Chart and figure data:
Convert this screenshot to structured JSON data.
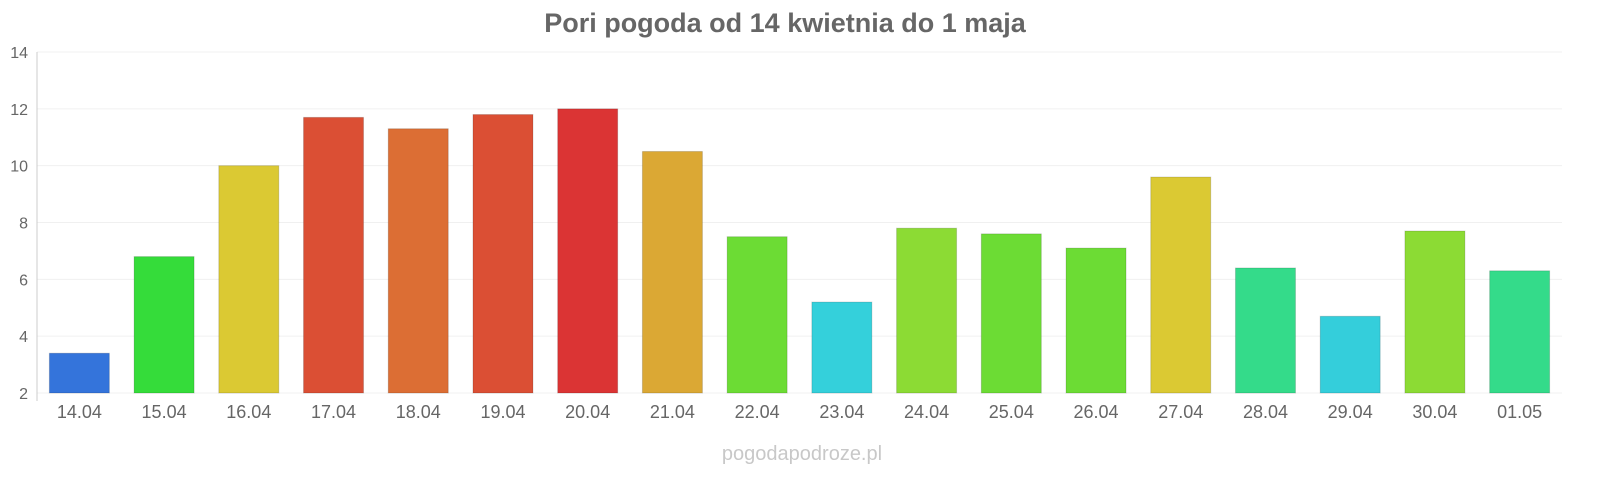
{
  "chart_data": {
    "type": "bar",
    "title": "Pori pogoda od 14 kwietnia do 1 maja",
    "xlabel": "",
    "ylabel": "",
    "ylim": [
      2,
      14
    ],
    "yticks": [
      2,
      4,
      6,
      8,
      10,
      12,
      14
    ],
    "grid": true,
    "categories": [
      "14.04",
      "15.04",
      "16.04",
      "17.04",
      "18.04",
      "19.04",
      "20.04",
      "21.04",
      "22.04",
      "23.04",
      "24.04",
      "25.04",
      "26.04",
      "27.04",
      "28.04",
      "29.04",
      "30.04",
      "01.05"
    ],
    "values": [
      3.4,
      6.8,
      10.0,
      11.7,
      11.3,
      11.8,
      12.0,
      10.5,
      7.5,
      5.2,
      7.8,
      7.6,
      7.1,
      9.6,
      6.4,
      4.7,
      7.7,
      6.3
    ],
    "colors": [
      "#3474db",
      "#35dc3a",
      "#dbc933",
      "#db4f34",
      "#dc6e34",
      "#db4f34",
      "#db3434",
      "#dba834",
      "#6cdc34",
      "#34d0db",
      "#8cdb34",
      "#6cdc34",
      "#6cdc34",
      "#dbc933",
      "#34db8a",
      "#34cedb",
      "#8cdb34",
      "#34db8a"
    ]
  },
  "watermark": "pogodapodroze.pl"
}
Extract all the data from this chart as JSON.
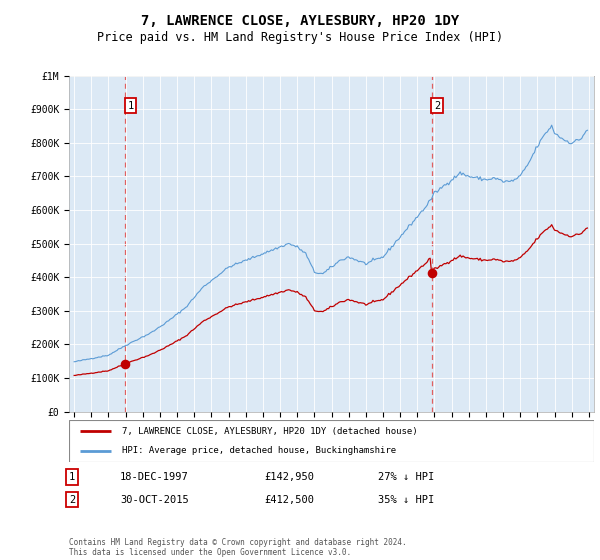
{
  "title": "7, LAWRENCE CLOSE, AYLESBURY, HP20 1DY",
  "subtitle": "Price paid vs. HM Land Registry's House Price Index (HPI)",
  "title_fontsize": 10,
  "subtitle_fontsize": 8.5,
  "hpi_color": "#5b9bd5",
  "price_color": "#c00000",
  "dashed_color": "#e06060",
  "bg_color": "#dce9f5",
  "ylim": [
    0,
    1000000
  ],
  "yticks": [
    0,
    100000,
    200000,
    300000,
    400000,
    500000,
    600000,
    700000,
    800000,
    900000,
    1000000
  ],
  "ytick_labels": [
    "£0",
    "£100K",
    "£200K",
    "£300K",
    "£400K",
    "£500K",
    "£600K",
    "£700K",
    "£800K",
    "£900K",
    "£1M"
  ],
  "legend_label_price": "7, LAWRENCE CLOSE, AYLESBURY, HP20 1DY (detached house)",
  "legend_label_hpi": "HPI: Average price, detached house, Buckinghamshire",
  "sale1_date_label": "18-DEC-1997",
  "sale1_price_label": "£142,950",
  "sale1_hpi_label": "27% ↓ HPI",
  "sale1_year": 1997.96,
  "sale1_price": 142950,
  "sale2_date_label": "30-OCT-2015",
  "sale2_price_label": "£412,500",
  "sale2_hpi_label": "35% ↓ HPI",
  "sale2_year": 2015.83,
  "sale2_price": 412500,
  "footer": "Contains HM Land Registry data © Crown copyright and database right 2024.\nThis data is licensed under the Open Government Licence v3.0."
}
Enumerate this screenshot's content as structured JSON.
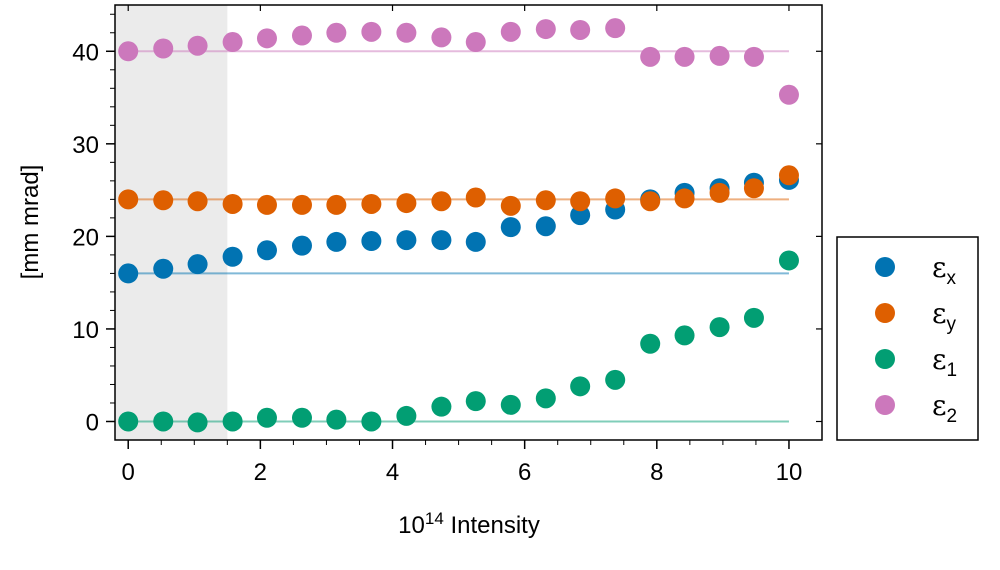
{
  "chart_data": {
    "type": "scatter",
    "xlabel": {
      "base": "10",
      "exponent": "14",
      "text": " Intensity"
    },
    "ylabel": "[mm mrad]",
    "xlim": [
      -0.2,
      10.5
    ],
    "ylim": [
      -2,
      45
    ],
    "xticks": [
      0,
      2,
      4,
      6,
      8,
      10
    ],
    "yticks": [
      0,
      10,
      20,
      30,
      40
    ],
    "shaded_region": [
      -0.2,
      1.5
    ],
    "legend_position": "outside-right",
    "x": [
      0,
      0.53,
      1.05,
      1.58,
      2.1,
      2.63,
      3.15,
      3.68,
      4.21,
      4.74,
      5.26,
      5.79,
      6.32,
      6.84,
      7.37,
      7.9,
      8.42,
      8.95,
      9.47,
      10
    ],
    "series": [
      {
        "symbol": "ε",
        "subscript": "x",
        "color": "#0173b2",
        "reference": 16,
        "values": [
          16.0,
          16.5,
          17.0,
          17.8,
          18.5,
          19.0,
          19.4,
          19.5,
          19.6,
          19.6,
          19.4,
          21.0,
          21.1,
          22.3,
          22.9,
          24.0,
          24.7,
          25.2,
          25.8,
          26.1
        ]
      },
      {
        "symbol": "ε",
        "subscript": "y",
        "color": "#de5f00",
        "reference": 24,
        "values": [
          24.0,
          23.9,
          23.8,
          23.5,
          23.4,
          23.4,
          23.4,
          23.5,
          23.6,
          23.8,
          24.2,
          23.3,
          23.9,
          23.8,
          24.1,
          23.8,
          24.1,
          24.7,
          25.2,
          26.6
        ]
      },
      {
        "symbol": "ε",
        "subscript": "1",
        "color": "#029e73",
        "reference": 0,
        "values": [
          0.0,
          0.0,
          -0.1,
          0.0,
          0.4,
          0.4,
          0.2,
          0.0,
          0.6,
          1.6,
          2.2,
          1.8,
          2.5,
          3.8,
          4.5,
          8.4,
          9.3,
          10.2,
          11.2,
          17.4
        ]
      },
      {
        "symbol": "ε",
        "subscript": "2",
        "color": "#cc78bc",
        "reference": 40,
        "values": [
          40.0,
          40.3,
          40.6,
          41.0,
          41.4,
          41.7,
          42.0,
          42.1,
          42.0,
          41.5,
          41.0,
          42.1,
          42.4,
          42.3,
          42.5,
          39.4,
          39.4,
          39.5,
          39.4,
          35.3
        ]
      }
    ]
  }
}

**What to work on:**
The lines to collect are those holding the string "AYLESBURY"; copy them all.

**Response to the task:**
  "title": "7, LAWRENCE CLOSE, AYLESBURY, HP20 1DY",
  "legend_label_price": "7, LAWRENCE CLOSE, AYLESBURY, HP20 1DY (detached house)",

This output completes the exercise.